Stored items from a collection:
# # # # #

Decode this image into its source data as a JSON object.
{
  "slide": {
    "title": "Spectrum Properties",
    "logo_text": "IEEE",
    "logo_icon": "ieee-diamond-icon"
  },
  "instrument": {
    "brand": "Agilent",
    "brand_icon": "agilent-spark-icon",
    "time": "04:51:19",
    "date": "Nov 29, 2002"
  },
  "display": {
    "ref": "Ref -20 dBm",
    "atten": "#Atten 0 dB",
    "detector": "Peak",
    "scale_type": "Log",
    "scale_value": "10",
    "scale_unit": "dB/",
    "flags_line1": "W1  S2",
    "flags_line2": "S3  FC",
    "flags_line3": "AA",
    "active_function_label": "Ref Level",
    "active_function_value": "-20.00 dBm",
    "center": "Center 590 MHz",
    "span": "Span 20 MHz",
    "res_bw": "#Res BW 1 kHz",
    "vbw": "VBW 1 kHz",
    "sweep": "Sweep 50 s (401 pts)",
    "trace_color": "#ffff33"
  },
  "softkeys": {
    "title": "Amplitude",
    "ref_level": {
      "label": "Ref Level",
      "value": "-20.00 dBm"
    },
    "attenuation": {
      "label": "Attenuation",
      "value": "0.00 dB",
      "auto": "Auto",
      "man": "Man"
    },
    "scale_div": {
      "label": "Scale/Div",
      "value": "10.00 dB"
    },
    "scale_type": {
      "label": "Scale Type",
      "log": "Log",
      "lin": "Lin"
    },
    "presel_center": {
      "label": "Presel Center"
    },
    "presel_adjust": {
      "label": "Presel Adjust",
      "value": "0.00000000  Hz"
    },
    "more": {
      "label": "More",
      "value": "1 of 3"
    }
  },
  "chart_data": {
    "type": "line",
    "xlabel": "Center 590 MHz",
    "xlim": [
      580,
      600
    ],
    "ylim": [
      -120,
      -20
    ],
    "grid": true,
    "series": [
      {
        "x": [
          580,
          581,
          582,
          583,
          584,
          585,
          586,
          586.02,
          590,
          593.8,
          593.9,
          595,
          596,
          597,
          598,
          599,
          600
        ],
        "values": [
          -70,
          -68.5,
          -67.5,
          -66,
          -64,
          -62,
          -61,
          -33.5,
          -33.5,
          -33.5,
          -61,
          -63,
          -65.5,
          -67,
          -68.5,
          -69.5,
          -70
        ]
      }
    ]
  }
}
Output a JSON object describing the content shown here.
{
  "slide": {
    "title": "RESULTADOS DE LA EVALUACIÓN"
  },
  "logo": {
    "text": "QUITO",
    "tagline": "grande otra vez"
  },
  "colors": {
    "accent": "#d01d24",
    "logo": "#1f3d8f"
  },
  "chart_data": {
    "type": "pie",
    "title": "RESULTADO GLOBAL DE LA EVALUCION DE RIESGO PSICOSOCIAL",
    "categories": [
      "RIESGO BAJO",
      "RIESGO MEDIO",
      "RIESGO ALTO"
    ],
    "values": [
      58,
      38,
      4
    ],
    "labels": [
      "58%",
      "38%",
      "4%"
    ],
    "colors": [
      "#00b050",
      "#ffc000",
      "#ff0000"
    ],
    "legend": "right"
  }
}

# # # # #

YOUR TASK: Collect each line above holding the string "object".

THE ANSWER:
Decode this image into its source data as a JSON object.
Output a JSON object describing the content shown here.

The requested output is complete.